[Top][All Lists]
[Date Prev][Date Next][Thread Prev][Thread Next][Date Index][Thread Index]
Re: Bison generating C++
From: |
Wayne Green |
Subject: |
Re: Bison generating C++ |
Date: |
Wed, 18 Oct 2000 16:12:30 -0600 |
Howdy,
Its about time I jumped in. We have a C++ DLL (Microsloth environment) that
supports at least 8 different ASCII files implementing persistence for its
internal data structures. The ASCII files support user's reading and are
subject to user editing. This means the use of a grammar based parser allows us
to support scientific notation for the contents (typesafe interface for the
user), a way to help guarantee input values are reasonable, and the ability to
tell the user where and what errors they made and to reduce their frustration
fixing (m)any changes they make.
I started with Sandstone's Visual Parse++, and found that it was broken. The
author still has not returned my calls or email. I moved on to MKS's Lex/Yacc
product and found that it did not fully support multiple parsers and scanners
in one program to the degree that I wanted and that it did not support C++
IOStreams -- a necessary condition for our program. IOStreams allows a
programmer to supply a string (stringstream), a file stream (ifstream) or a
network connection for interprocess communications.
It was fairly easy to change MKS to support IOStreams. I added a superclass to
the parser and scanner to allow a programmer to supply instance variables for
use in Lex/Yacc actions. I derive a class by inheriting the parser/scanner that
provides a way of associating a scanner and tying to an input stream. This
required hacking the prototypes and adding a little PERL based post-processing
to achieve results. Extending the prototype interface does away with needing a
derived class at the program level.
Based on my experience, I think:
1) Bison needs an include file for the %token list, to be shared with the
scanner.
2) The scanner needs to "own" the token list, since it sources the tokens in
the first place -- it should define what they are.
3) A keyword management package needs to be supplied with the scanner (as a
toolkit item) to simplify the scanner. I use a reference to the keyword manager
that ties to it's list of words.
4) Yacc needs to publish a .h file that only includes the results of the %union
typedef. I make this in my post-processing step and it clears up a circular
dependency between the yacc.h and lex.h output files as far as YYSTYPE is
concerned. prefixYYSTYPE.
5) For MKS at least, the prefix mechanism was broken, requiring post-processing
to guarantee all the variables got the right names. The super-class needed
post-processing to fix up the prefix as well. There's not much to the
post-processor.
I had started out with Bison, but found it too far behind to chance slipping my
client's schedule to bring it up to speed. MKS had advertised a solution that
was cheap enough. I still had about 20 hours of additional work to make MKS
work.

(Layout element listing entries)
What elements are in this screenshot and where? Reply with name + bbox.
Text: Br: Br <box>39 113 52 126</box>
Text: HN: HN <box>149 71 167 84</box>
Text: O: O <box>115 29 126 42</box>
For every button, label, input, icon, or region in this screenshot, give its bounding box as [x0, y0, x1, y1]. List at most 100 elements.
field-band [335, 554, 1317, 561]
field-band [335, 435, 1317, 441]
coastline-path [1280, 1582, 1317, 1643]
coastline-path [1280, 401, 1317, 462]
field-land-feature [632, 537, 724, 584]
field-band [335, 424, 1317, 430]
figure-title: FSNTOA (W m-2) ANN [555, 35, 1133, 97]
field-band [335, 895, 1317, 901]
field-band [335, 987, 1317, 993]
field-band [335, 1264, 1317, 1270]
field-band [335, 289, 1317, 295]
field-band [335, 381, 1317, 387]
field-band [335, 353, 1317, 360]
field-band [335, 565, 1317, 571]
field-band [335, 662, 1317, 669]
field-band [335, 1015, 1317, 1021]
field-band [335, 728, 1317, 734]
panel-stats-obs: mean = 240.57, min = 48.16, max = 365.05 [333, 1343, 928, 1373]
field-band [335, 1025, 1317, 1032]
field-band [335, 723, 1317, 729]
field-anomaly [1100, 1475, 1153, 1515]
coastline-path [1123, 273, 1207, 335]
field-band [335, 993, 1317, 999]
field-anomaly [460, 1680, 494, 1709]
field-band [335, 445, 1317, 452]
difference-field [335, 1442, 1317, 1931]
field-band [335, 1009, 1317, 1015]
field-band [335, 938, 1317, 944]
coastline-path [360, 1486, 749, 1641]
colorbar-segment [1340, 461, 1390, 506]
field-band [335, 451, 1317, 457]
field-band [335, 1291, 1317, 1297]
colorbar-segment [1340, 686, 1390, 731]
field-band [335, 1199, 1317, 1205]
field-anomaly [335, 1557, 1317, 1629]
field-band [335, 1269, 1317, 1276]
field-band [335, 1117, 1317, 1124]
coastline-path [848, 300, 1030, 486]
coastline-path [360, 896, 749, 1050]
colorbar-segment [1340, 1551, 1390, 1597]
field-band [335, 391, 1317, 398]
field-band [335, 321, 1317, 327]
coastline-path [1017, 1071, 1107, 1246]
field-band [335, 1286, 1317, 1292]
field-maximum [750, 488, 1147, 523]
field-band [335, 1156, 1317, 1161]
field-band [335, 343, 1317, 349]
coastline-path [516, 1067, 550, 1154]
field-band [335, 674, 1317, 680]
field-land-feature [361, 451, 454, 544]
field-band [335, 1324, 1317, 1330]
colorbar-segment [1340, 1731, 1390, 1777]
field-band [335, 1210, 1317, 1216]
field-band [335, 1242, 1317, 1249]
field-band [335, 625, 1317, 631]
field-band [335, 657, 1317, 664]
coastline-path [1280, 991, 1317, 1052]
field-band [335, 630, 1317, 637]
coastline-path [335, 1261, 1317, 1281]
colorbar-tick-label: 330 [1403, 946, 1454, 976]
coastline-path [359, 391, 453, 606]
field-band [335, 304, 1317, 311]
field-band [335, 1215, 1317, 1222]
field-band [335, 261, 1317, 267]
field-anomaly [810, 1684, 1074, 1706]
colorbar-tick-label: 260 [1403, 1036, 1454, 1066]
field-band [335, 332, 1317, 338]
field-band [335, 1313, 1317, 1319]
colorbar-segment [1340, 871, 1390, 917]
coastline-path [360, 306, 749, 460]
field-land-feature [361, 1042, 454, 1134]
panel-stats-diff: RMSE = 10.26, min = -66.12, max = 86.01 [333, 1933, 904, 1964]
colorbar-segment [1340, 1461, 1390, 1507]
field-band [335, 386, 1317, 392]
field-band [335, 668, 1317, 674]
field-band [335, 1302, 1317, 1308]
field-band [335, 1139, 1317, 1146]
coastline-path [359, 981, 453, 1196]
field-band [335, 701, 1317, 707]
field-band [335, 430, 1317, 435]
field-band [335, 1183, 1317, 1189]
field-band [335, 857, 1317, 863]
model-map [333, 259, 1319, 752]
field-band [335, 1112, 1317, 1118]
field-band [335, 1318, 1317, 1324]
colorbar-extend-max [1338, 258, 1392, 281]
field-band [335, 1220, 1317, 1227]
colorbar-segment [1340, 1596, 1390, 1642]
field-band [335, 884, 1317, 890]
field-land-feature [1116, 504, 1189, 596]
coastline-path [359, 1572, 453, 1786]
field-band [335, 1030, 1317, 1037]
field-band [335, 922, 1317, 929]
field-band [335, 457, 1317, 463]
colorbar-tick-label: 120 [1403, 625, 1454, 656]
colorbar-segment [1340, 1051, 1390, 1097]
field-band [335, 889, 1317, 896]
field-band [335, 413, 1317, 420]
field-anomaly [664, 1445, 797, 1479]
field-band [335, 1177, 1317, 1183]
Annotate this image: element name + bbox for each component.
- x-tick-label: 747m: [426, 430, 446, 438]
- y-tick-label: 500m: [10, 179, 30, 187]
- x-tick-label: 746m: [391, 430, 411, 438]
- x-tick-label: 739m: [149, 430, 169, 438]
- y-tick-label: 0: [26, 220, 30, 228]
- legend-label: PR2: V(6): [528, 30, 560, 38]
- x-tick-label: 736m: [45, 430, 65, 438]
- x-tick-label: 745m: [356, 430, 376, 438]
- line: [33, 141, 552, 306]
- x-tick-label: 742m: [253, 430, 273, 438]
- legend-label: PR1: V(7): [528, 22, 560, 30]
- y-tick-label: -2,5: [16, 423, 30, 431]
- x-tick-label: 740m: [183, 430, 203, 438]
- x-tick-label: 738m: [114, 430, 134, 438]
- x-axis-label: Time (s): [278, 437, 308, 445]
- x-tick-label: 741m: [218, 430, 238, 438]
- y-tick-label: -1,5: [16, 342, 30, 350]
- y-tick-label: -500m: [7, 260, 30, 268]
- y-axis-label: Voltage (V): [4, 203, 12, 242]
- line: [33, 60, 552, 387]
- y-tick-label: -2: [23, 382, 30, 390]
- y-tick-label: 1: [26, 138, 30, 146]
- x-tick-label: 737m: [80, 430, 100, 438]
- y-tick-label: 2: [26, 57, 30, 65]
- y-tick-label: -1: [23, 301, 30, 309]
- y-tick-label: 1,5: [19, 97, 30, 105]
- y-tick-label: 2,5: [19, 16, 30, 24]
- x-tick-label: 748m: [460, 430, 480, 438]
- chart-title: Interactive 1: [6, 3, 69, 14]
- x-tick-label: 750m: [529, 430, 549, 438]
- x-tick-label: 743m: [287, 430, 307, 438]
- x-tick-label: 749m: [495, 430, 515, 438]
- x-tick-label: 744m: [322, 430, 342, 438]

▶ _To do_:
**a)** In the Bison C++ post, which product did the writer try first and find to be broken?
**b)** Please recast everything from the start of the listing down to the line containing "field-band [335, 1291, 1317, 1297]", both included, as a Markdown table with the columns Row and Entry, leaving out blank lines.

▶ _Solutions to the problems_:
**a)** Sandstone's Visual Parse++.

**b)**
| Row | Entry |
|---|---|
| 1 | What elements are in this screenshot and where? Reply with name + bbox. |
| 2 | Text: Br: Br <box>39 113 52 126</box> |
| 3 | Text: HN: HN <box>149 71 167 84</box> |
| 4 | Text: O: O <box>115 29 126 42</box> |
| 5 | For every button, label, input, icon, or region in this screenshot, give its bounding box as [x0, y0, x1, y1]. List at most 100 elements. |
| 6 | field-band [335, 554, 1317, 561] |
| 7 | field-band [335, 435, 1317, 441] |
| 8 | coastline-path [1280, 1582, 1317, 1643] |
| 9 | coastline-path [1280, 401, 1317, 462] |
| 10 | field-land-feature [632, 537, 724, 584] |
| 11 | field-band [335, 424, 1317, 430] |
| 12 | figure-title: FSNTOA (W m-2) ANN [555, 35, 1133, 97] |
| 13 | field-band [335, 895, 1317, 901] |
| 14 | field-band [335, 987, 1317, 993] |
| 15 | field-band [335, 1264, 1317, 1270] |
| 16 | field-band [335, 289, 1317, 295] |
| 17 | field-band [335, 381, 1317, 387] |
| 18 | field-band [335, 353, 1317, 360] |
| 19 | field-band [335, 565, 1317, 571] |
| 20 | field-band [335, 662, 1317, 669] |
| 21 | field-band [335, 1015, 1317, 1021] |
| 22 | field-band [335, 728, 1317, 734] |
| 23 | panel-stats-obs: mean = 240.57, min = 48.16, max = 365.05 [333, 1343, 928, 1373] |
| 24 | field-band [335, 1025, 1317, 1032] |
| 25 | field-band [335, 723, 1317, 729] |
| 26 | field-anomaly [1100, 1475, 1153, 1515] |
| 27 | coastline-path [1123, 273, 1207, 335] |
| 28 | field-band [335, 993, 1317, 999] |
| 29 | field-anomaly [460, 1680, 494, 1709] |
| 30 | field-band [335, 445, 1317, 452] |
| 31 | difference-field [335, 1442, 1317, 1931] |
| 32 | field-band [335, 1009, 1317, 1015] |
| 33 | field-band [335, 938, 1317, 944] |
| 34 | coastline-path [360, 1486, 749, 1641] |
| 35 | colorbar-segment [1340, 461, 1390, 506] |
| 36 | field-band [335, 451, 1317, 457] |
| 37 | field-band [335, 1291, 1317, 1297] |